(Dataset entries on figures)

## begin

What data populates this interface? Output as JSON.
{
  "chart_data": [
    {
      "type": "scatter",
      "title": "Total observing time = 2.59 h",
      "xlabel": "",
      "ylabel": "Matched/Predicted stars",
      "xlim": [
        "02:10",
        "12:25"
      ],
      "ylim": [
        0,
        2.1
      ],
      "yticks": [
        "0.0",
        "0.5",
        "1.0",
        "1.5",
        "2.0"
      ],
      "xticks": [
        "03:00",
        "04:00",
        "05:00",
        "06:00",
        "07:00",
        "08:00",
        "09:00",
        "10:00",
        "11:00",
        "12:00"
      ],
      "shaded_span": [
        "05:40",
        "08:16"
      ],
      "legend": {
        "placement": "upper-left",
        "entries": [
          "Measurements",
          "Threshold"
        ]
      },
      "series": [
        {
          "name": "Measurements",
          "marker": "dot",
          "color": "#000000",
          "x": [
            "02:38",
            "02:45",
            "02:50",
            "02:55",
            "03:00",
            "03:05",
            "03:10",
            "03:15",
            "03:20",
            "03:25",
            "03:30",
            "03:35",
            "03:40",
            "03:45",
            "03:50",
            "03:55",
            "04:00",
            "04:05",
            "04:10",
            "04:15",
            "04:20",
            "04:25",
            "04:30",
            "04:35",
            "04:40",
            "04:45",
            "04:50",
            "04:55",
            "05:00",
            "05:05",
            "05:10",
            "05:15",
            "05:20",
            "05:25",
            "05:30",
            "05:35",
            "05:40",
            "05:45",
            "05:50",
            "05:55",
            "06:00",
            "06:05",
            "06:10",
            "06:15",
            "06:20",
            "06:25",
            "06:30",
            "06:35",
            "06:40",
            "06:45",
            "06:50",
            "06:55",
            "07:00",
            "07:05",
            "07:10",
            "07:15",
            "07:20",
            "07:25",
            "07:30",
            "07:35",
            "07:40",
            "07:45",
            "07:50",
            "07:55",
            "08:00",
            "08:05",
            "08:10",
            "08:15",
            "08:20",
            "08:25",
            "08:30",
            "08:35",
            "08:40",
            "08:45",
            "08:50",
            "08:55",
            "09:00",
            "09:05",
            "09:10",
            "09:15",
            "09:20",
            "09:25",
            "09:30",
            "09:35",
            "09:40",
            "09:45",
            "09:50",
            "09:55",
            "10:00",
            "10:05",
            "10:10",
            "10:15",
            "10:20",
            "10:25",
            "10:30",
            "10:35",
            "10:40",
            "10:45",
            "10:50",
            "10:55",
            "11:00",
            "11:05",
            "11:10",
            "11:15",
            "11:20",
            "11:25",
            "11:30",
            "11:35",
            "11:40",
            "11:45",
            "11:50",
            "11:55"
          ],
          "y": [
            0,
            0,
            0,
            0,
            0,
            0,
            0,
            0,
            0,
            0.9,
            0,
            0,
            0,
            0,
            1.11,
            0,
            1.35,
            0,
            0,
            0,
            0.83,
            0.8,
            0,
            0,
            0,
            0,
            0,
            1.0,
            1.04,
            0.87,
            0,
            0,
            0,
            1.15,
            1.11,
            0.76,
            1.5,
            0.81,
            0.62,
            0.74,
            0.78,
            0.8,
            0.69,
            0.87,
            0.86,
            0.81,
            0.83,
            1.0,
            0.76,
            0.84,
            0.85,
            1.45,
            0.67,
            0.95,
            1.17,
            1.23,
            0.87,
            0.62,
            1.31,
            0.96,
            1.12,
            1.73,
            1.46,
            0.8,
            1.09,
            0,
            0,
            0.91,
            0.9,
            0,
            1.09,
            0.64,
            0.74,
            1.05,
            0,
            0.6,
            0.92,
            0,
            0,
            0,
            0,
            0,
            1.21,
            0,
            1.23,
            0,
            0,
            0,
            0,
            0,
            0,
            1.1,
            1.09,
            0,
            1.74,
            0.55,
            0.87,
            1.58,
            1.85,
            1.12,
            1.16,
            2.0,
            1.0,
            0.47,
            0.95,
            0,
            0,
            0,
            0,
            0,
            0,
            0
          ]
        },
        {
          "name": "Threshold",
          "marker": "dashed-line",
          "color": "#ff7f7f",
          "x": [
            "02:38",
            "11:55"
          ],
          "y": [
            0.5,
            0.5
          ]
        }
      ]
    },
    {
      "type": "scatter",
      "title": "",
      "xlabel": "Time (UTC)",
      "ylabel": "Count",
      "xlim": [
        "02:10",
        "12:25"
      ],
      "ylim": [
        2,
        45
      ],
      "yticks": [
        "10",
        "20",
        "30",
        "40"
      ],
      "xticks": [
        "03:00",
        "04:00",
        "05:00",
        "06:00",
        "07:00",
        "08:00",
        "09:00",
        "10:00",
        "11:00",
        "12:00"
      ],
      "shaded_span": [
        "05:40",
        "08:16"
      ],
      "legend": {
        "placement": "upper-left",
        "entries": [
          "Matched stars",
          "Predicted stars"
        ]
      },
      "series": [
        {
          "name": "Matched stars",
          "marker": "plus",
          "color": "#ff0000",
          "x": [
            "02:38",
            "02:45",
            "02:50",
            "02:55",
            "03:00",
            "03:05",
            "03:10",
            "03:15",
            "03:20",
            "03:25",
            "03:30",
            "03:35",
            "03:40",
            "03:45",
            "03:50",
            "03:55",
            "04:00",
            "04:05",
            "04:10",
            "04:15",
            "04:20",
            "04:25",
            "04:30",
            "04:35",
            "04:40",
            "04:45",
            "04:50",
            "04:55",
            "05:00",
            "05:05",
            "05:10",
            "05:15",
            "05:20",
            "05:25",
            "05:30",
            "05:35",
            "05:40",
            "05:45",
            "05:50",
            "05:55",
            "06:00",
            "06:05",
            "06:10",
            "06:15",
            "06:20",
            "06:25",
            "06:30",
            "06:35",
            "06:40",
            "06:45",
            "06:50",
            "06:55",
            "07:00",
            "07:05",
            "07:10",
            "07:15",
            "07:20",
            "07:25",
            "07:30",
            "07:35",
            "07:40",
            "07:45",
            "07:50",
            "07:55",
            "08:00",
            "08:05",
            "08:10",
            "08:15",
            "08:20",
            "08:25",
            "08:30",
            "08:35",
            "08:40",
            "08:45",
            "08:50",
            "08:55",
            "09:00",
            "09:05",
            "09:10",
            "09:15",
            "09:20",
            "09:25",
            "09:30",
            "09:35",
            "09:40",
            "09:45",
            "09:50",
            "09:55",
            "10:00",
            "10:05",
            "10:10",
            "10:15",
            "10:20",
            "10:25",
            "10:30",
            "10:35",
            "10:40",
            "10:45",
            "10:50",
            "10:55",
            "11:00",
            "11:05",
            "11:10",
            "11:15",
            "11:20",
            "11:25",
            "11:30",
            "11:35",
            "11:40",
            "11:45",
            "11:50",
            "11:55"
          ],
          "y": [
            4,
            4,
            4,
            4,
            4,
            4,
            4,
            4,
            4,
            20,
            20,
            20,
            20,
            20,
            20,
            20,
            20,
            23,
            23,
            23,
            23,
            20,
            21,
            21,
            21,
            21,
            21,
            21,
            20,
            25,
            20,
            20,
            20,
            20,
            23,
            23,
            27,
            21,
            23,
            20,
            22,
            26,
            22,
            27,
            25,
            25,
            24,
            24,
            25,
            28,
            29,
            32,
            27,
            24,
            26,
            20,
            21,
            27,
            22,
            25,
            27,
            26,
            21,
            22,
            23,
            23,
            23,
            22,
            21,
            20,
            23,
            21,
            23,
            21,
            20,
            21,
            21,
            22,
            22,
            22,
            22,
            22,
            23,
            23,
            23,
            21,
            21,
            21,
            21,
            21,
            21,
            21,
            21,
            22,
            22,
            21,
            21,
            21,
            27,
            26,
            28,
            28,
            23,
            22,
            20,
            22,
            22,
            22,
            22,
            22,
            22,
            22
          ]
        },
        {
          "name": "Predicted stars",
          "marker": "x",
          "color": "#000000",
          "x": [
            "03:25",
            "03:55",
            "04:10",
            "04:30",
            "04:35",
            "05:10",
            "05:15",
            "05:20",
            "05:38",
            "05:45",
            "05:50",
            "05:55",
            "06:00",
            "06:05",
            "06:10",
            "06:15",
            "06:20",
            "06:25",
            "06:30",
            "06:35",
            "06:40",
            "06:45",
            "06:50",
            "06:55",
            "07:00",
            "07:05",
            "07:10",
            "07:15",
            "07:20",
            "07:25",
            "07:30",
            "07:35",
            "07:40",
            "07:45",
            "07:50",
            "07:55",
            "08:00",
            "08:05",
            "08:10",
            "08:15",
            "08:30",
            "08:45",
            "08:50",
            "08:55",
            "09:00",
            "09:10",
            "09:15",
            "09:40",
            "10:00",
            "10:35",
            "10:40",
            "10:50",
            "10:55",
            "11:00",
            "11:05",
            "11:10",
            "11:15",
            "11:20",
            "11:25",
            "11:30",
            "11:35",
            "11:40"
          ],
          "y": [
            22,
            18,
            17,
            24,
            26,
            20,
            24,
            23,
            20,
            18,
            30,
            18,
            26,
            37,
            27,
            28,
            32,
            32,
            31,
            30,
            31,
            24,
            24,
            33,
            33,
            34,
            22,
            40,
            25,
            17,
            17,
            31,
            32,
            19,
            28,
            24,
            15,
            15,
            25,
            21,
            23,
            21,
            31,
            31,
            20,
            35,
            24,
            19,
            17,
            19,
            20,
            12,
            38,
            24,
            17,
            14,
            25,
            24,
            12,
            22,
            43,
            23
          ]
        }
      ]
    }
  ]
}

## end
## begin

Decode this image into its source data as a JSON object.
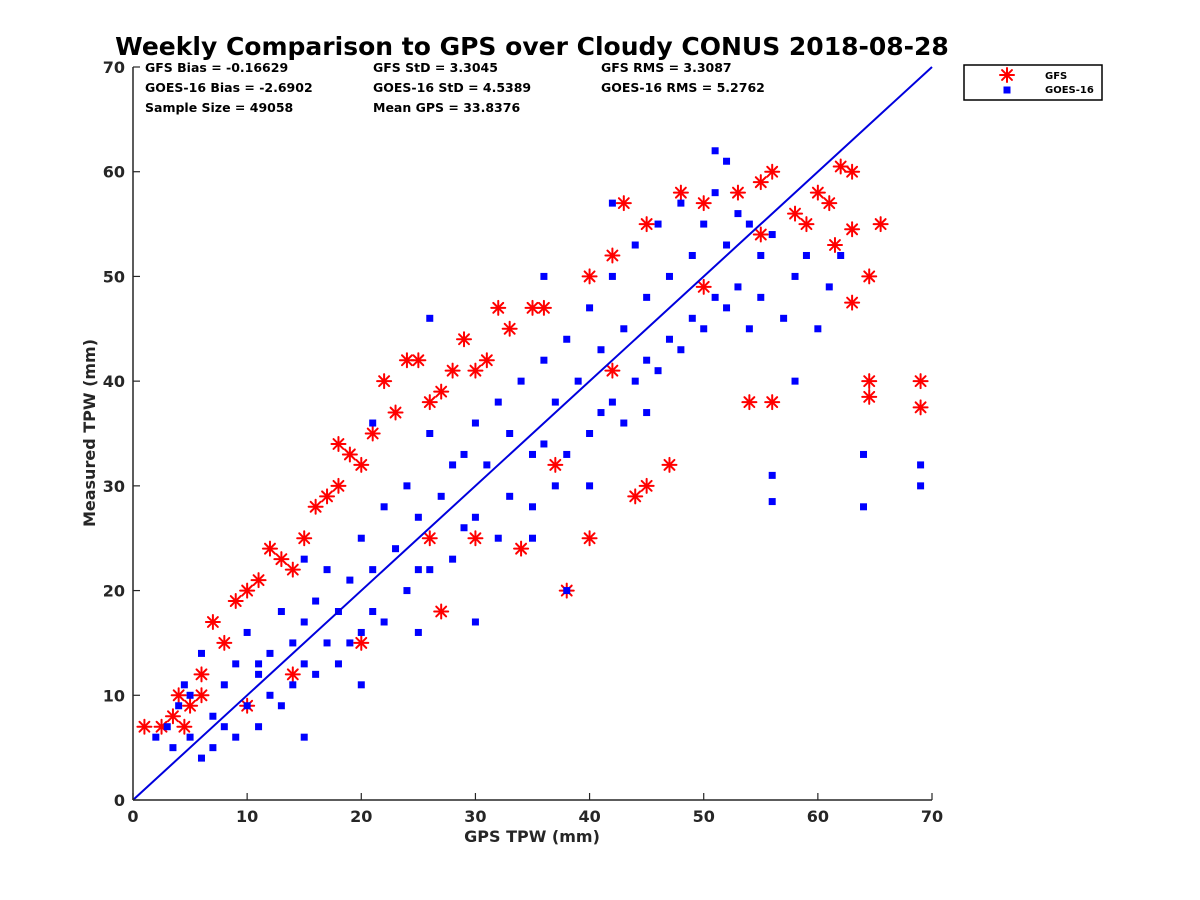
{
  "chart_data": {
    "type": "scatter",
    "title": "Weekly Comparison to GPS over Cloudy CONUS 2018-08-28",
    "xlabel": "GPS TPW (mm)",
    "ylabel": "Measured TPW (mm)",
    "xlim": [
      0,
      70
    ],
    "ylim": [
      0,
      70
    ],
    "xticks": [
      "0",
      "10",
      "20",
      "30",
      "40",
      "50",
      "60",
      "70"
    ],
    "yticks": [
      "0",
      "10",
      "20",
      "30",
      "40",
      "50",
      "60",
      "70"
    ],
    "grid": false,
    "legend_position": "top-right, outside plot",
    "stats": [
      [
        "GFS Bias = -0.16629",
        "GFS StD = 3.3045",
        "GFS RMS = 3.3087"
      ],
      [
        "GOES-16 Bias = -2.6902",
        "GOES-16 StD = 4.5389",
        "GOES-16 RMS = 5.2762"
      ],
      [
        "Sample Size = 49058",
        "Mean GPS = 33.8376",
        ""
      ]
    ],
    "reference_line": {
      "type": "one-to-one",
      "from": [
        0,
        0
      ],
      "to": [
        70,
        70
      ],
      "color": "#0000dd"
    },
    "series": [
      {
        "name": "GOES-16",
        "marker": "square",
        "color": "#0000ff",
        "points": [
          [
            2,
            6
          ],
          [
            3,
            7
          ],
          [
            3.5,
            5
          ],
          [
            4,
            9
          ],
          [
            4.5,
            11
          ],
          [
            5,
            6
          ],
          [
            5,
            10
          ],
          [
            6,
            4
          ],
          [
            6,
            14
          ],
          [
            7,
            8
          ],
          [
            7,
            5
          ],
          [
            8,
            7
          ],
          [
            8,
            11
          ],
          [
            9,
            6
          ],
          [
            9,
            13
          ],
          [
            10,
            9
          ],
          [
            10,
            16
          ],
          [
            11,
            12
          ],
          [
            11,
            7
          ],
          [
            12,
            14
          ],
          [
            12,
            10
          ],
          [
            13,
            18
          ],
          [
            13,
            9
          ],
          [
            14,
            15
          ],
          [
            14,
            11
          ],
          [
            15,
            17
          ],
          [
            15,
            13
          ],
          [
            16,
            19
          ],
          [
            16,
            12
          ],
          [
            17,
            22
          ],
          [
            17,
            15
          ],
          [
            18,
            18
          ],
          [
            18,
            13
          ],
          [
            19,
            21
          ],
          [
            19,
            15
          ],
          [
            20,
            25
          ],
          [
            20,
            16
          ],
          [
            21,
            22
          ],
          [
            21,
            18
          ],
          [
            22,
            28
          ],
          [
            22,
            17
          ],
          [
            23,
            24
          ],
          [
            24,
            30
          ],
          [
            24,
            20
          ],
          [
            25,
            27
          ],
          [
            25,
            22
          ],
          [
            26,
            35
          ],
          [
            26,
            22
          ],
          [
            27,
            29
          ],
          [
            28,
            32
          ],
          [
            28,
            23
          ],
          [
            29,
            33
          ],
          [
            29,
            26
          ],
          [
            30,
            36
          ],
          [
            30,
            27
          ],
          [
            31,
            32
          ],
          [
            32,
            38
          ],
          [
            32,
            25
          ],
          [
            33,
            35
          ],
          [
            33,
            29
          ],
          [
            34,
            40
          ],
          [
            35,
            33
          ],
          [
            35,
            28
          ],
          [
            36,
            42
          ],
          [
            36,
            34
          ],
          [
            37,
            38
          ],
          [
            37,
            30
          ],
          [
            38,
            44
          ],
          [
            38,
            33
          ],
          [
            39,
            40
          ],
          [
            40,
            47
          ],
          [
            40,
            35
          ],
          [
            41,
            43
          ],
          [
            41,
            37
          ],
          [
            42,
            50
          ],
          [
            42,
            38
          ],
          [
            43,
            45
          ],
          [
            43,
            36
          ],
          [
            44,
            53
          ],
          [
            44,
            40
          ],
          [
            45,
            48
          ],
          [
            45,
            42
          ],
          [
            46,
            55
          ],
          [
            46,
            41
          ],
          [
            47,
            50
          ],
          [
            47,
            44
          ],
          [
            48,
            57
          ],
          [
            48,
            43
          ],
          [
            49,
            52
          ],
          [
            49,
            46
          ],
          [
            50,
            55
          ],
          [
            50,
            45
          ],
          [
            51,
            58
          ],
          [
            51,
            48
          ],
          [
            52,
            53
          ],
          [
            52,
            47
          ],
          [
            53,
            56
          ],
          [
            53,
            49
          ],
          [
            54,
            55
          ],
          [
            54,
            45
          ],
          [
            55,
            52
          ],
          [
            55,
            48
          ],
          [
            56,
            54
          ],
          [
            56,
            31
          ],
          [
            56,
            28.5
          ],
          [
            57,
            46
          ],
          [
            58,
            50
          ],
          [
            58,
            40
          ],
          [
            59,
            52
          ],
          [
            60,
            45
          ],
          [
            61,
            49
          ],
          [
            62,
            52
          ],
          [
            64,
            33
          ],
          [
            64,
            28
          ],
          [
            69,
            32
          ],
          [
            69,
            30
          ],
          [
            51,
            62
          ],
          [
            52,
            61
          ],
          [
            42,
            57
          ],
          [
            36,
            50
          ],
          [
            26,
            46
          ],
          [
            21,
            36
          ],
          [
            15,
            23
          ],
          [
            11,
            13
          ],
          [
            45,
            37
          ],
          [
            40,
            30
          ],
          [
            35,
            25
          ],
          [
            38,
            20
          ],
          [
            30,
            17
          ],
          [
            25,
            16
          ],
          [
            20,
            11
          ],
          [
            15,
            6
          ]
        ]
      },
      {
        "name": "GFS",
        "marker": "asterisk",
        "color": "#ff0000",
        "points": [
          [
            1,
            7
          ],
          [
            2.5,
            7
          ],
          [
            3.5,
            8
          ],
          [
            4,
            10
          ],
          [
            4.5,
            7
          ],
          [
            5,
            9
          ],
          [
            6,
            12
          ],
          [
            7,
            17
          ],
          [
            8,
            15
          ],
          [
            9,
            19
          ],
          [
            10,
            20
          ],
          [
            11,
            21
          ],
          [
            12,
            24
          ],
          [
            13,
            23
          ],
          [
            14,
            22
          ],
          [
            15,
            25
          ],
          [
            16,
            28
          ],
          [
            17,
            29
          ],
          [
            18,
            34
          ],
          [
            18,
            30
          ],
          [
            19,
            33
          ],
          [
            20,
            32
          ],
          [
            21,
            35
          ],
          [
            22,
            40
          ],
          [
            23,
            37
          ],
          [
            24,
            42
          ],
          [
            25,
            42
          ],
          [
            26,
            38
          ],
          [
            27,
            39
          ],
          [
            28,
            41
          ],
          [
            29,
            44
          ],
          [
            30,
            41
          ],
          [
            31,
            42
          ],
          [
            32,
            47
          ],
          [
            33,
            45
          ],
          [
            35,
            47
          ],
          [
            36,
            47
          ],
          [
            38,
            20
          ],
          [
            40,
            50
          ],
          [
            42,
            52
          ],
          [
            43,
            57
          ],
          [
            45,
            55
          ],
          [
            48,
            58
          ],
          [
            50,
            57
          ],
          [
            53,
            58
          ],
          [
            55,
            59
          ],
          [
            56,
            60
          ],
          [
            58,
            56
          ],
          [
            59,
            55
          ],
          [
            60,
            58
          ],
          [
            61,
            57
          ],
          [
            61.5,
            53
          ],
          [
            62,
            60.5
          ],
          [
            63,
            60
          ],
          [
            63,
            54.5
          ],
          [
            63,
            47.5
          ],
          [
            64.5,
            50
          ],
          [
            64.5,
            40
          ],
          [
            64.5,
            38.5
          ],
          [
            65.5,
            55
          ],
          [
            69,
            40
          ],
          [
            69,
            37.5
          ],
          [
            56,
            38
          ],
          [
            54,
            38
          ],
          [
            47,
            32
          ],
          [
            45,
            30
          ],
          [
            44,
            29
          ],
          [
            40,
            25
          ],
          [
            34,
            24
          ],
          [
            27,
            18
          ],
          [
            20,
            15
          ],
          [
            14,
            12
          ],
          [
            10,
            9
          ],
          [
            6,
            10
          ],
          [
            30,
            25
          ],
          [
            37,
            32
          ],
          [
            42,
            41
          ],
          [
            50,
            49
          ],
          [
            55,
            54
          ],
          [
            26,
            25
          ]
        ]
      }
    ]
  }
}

## end
## begin

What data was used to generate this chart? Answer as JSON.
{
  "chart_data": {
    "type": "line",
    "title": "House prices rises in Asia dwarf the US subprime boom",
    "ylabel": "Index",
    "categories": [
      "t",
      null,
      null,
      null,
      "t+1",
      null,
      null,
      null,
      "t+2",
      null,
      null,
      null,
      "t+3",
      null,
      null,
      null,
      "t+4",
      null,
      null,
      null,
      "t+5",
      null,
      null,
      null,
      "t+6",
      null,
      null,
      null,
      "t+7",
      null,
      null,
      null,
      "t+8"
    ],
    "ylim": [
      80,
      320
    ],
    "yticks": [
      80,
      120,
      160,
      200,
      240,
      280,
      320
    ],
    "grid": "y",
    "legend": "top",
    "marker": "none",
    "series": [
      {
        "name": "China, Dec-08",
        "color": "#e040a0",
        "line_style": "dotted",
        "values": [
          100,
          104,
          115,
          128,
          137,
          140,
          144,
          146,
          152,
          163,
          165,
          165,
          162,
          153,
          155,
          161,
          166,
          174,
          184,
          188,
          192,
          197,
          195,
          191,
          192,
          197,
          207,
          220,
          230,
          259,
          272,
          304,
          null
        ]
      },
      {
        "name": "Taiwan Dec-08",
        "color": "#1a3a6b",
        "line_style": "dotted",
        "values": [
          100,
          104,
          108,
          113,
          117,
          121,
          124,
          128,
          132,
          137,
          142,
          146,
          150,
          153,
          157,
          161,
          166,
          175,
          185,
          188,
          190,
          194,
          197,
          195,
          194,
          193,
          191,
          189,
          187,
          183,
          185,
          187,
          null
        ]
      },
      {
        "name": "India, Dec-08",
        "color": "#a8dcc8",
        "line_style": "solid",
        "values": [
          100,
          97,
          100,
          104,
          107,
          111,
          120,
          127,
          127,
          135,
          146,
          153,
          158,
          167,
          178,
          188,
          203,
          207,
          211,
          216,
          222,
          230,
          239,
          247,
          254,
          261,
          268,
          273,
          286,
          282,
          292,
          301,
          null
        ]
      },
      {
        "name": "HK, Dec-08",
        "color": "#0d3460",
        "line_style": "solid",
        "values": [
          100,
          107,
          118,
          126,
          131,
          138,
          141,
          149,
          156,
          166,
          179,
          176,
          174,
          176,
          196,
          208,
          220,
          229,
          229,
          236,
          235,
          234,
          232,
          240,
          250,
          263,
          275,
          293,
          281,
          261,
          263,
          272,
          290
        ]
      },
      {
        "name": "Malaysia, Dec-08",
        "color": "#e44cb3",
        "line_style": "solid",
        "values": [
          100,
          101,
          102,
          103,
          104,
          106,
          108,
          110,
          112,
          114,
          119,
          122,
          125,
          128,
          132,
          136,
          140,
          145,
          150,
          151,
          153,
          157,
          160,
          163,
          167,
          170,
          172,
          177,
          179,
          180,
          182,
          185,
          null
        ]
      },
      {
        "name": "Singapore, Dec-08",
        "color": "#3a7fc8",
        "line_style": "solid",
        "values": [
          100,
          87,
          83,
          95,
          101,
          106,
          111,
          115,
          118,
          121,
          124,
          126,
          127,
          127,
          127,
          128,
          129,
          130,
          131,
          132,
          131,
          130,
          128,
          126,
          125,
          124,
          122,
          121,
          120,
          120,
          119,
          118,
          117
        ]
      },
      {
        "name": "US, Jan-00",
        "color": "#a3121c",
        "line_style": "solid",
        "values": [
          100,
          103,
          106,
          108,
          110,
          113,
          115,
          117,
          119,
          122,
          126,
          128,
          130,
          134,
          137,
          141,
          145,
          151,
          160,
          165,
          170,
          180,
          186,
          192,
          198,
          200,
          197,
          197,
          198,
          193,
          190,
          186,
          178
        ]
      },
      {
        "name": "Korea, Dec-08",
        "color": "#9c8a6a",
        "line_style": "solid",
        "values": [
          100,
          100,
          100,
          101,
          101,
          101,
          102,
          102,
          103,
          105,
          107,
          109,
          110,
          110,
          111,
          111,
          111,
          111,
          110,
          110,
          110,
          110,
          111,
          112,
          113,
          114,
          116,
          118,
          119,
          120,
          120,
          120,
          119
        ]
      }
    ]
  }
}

## end

* _Goal_
Every line above that contains the word "type" should be reported.

* _Result of the exercise_
      "type": "scatter",
      "type": "scatter",
    "type": "scatter",
      "type": "one-to-one",
    "type": "line",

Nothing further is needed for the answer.